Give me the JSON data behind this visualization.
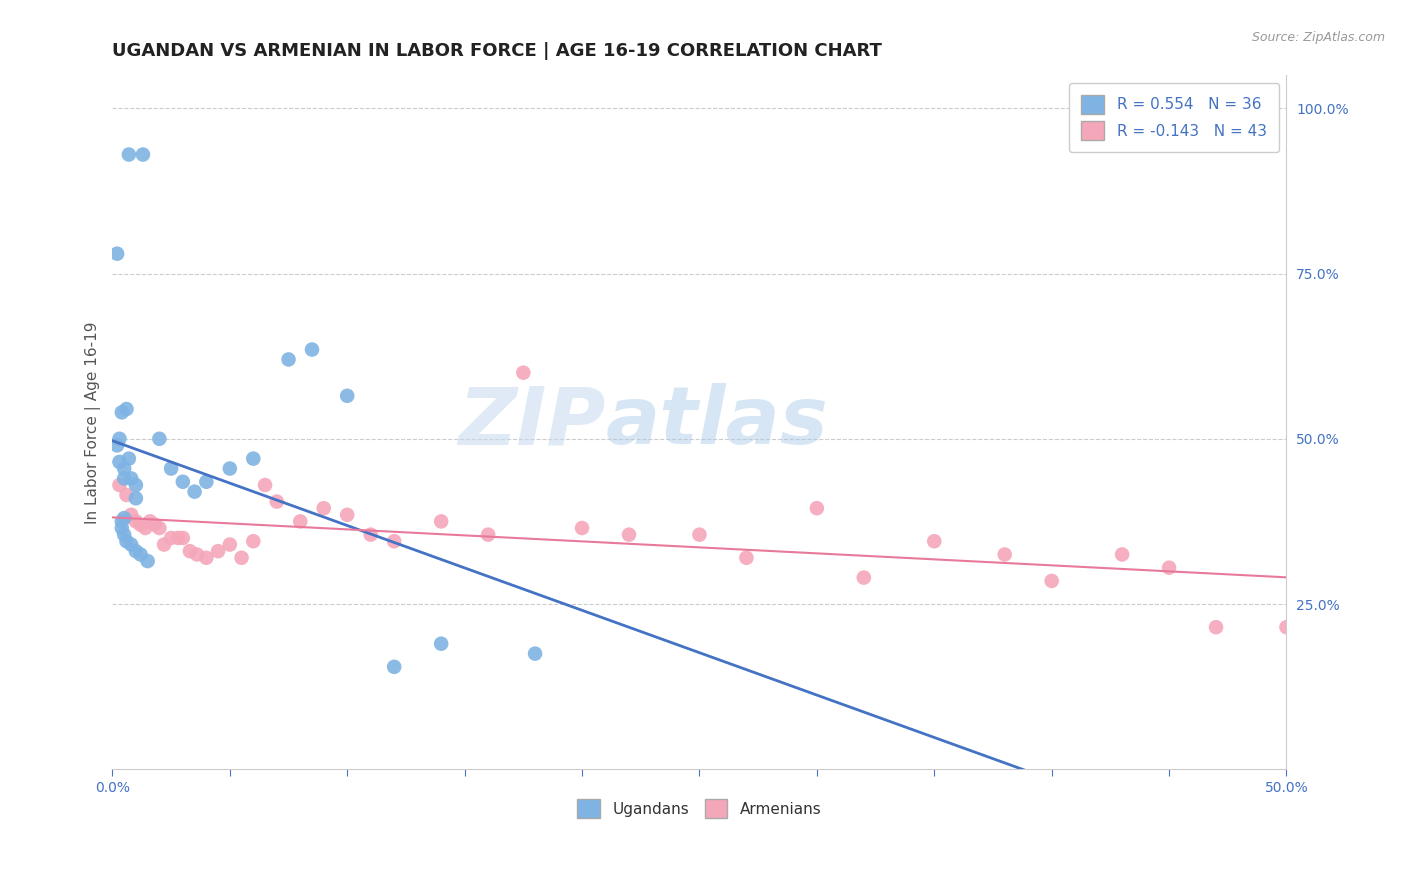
{
  "title": "UGANDAN VS ARMENIAN IN LABOR FORCE | AGE 16-19 CORRELATION CHART",
  "source": "Source: ZipAtlas.com",
  "ylabel": "In Labor Force | Age 16-19",
  "xlim": [
    0.0,
    0.5
  ],
  "ylim": [
    0.0,
    1.05
  ],
  "xticks": [
    0.0,
    0.05,
    0.1,
    0.15,
    0.2,
    0.25,
    0.3,
    0.35,
    0.4,
    0.45,
    0.5
  ],
  "ytick_positions": [
    0.25,
    0.5,
    0.75,
    1.0
  ],
  "ugandan_color": "#7eb3e3",
  "armenian_color": "#f4a7b9",
  "trendline_ugandan_color": "#4472c4",
  "trendline_armenian_color": "#e8799a",
  "legend_text_color": "#4472c4",
  "R_ugandan": 0.554,
  "N_ugandan": 36,
  "R_armenian": -0.143,
  "N_armenian": 43,
  "ugandan_x": [
    0.007,
    0.013,
    0.002,
    0.004,
    0.006,
    0.003,
    0.002,
    0.007,
    0.003,
    0.005,
    0.005,
    0.008,
    0.01,
    0.01,
    0.005,
    0.004,
    0.004,
    0.005,
    0.006,
    0.008,
    0.01,
    0.012,
    0.015,
    0.02,
    0.025,
    0.03,
    0.035,
    0.04,
    0.05,
    0.06,
    0.075,
    0.085,
    0.1,
    0.12,
    0.14,
    0.18
  ],
  "ugandan_y": [
    0.93,
    0.93,
    0.78,
    0.54,
    0.545,
    0.5,
    0.49,
    0.47,
    0.465,
    0.455,
    0.44,
    0.44,
    0.43,
    0.41,
    0.38,
    0.375,
    0.365,
    0.355,
    0.345,
    0.34,
    0.33,
    0.325,
    0.315,
    0.5,
    0.455,
    0.435,
    0.42,
    0.435,
    0.455,
    0.47,
    0.62,
    0.635,
    0.565,
    0.155,
    0.19,
    0.175
  ],
  "armenian_x": [
    0.003,
    0.006,
    0.008,
    0.01,
    0.012,
    0.014,
    0.016,
    0.018,
    0.02,
    0.022,
    0.025,
    0.028,
    0.03,
    0.033,
    0.036,
    0.04,
    0.045,
    0.05,
    0.055,
    0.06,
    0.065,
    0.07,
    0.08,
    0.09,
    0.1,
    0.11,
    0.12,
    0.14,
    0.16,
    0.175,
    0.2,
    0.22,
    0.25,
    0.27,
    0.3,
    0.32,
    0.35,
    0.38,
    0.4,
    0.43,
    0.45,
    0.47,
    0.5
  ],
  "armenian_y": [
    0.43,
    0.415,
    0.385,
    0.375,
    0.37,
    0.365,
    0.375,
    0.37,
    0.365,
    0.34,
    0.35,
    0.35,
    0.35,
    0.33,
    0.325,
    0.32,
    0.33,
    0.34,
    0.32,
    0.345,
    0.43,
    0.405,
    0.375,
    0.395,
    0.385,
    0.355,
    0.345,
    0.375,
    0.355,
    0.6,
    0.365,
    0.355,
    0.355,
    0.32,
    0.395,
    0.29,
    0.345,
    0.325,
    0.285,
    0.325,
    0.305,
    0.215,
    0.215
  ],
  "watermark_text": "ZIP",
  "watermark_text2": "atlas",
  "background_color": "#ffffff",
  "grid_color": "#cccccc",
  "axis_color": "#cccccc",
  "tick_color": "#4472c4",
  "title_fontsize": 13,
  "axis_label_fontsize": 11,
  "tick_fontsize": 10
}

_EXERCISE_:
Make an exact copy of every record, pictures excluded.

_RESULT OF THIS TASK_:
Give me the JSON data behind this visualization.
{
  "title": "UGANDAN VS ARMENIAN IN LABOR FORCE | AGE 16-19 CORRELATION CHART",
  "source": "Source: ZipAtlas.com",
  "ylabel": "In Labor Force | Age 16-19",
  "xlim": [
    0.0,
    0.5
  ],
  "ylim": [
    0.0,
    1.05
  ],
  "xticks": [
    0.0,
    0.05,
    0.1,
    0.15,
    0.2,
    0.25,
    0.3,
    0.35,
    0.4,
    0.45,
    0.5
  ],
  "ytick_positions": [
    0.25,
    0.5,
    0.75,
    1.0
  ],
  "ugandan_color": "#7eb3e3",
  "armenian_color": "#f4a7b9",
  "trendline_ugandan_color": "#4472c4",
  "trendline_armenian_color": "#e8799a",
  "legend_text_color": "#4472c4",
  "R_ugandan": 0.554,
  "N_ugandan": 36,
  "R_armenian": -0.143,
  "N_armenian": 43,
  "ugandan_x": [
    0.007,
    0.013,
    0.002,
    0.004,
    0.006,
    0.003,
    0.002,
    0.007,
    0.003,
    0.005,
    0.005,
    0.008,
    0.01,
    0.01,
    0.005,
    0.004,
    0.004,
    0.005,
    0.006,
    0.008,
    0.01,
    0.012,
    0.015,
    0.02,
    0.025,
    0.03,
    0.035,
    0.04,
    0.05,
    0.06,
    0.075,
    0.085,
    0.1,
    0.12,
    0.14,
    0.18
  ],
  "ugandan_y": [
    0.93,
    0.93,
    0.78,
    0.54,
    0.545,
    0.5,
    0.49,
    0.47,
    0.465,
    0.455,
    0.44,
    0.44,
    0.43,
    0.41,
    0.38,
    0.375,
    0.365,
    0.355,
    0.345,
    0.34,
    0.33,
    0.325,
    0.315,
    0.5,
    0.455,
    0.435,
    0.42,
    0.435,
    0.455,
    0.47,
    0.62,
    0.635,
    0.565,
    0.155,
    0.19,
    0.175
  ],
  "armenian_x": [
    0.003,
    0.006,
    0.008,
    0.01,
    0.012,
    0.014,
    0.016,
    0.018,
    0.02,
    0.022,
    0.025,
    0.028,
    0.03,
    0.033,
    0.036,
    0.04,
    0.045,
    0.05,
    0.055,
    0.06,
    0.065,
    0.07,
    0.08,
    0.09,
    0.1,
    0.11,
    0.12,
    0.14,
    0.16,
    0.175,
    0.2,
    0.22,
    0.25,
    0.27,
    0.3,
    0.32,
    0.35,
    0.38,
    0.4,
    0.43,
    0.45,
    0.47,
    0.5
  ],
  "armenian_y": [
    0.43,
    0.415,
    0.385,
    0.375,
    0.37,
    0.365,
    0.375,
    0.37,
    0.365,
    0.34,
    0.35,
    0.35,
    0.35,
    0.33,
    0.325,
    0.32,
    0.33,
    0.34,
    0.32,
    0.345,
    0.43,
    0.405,
    0.375,
    0.395,
    0.385,
    0.355,
    0.345,
    0.375,
    0.355,
    0.6,
    0.365,
    0.355,
    0.355,
    0.32,
    0.395,
    0.29,
    0.345,
    0.325,
    0.285,
    0.325,
    0.305,
    0.215,
    0.215
  ],
  "watermark_text": "ZIP",
  "watermark_text2": "atlas",
  "background_color": "#ffffff",
  "grid_color": "#cccccc",
  "axis_color": "#cccccc",
  "tick_color": "#4472c4",
  "title_fontsize": 13,
  "axis_label_fontsize": 11,
  "tick_fontsize": 10
}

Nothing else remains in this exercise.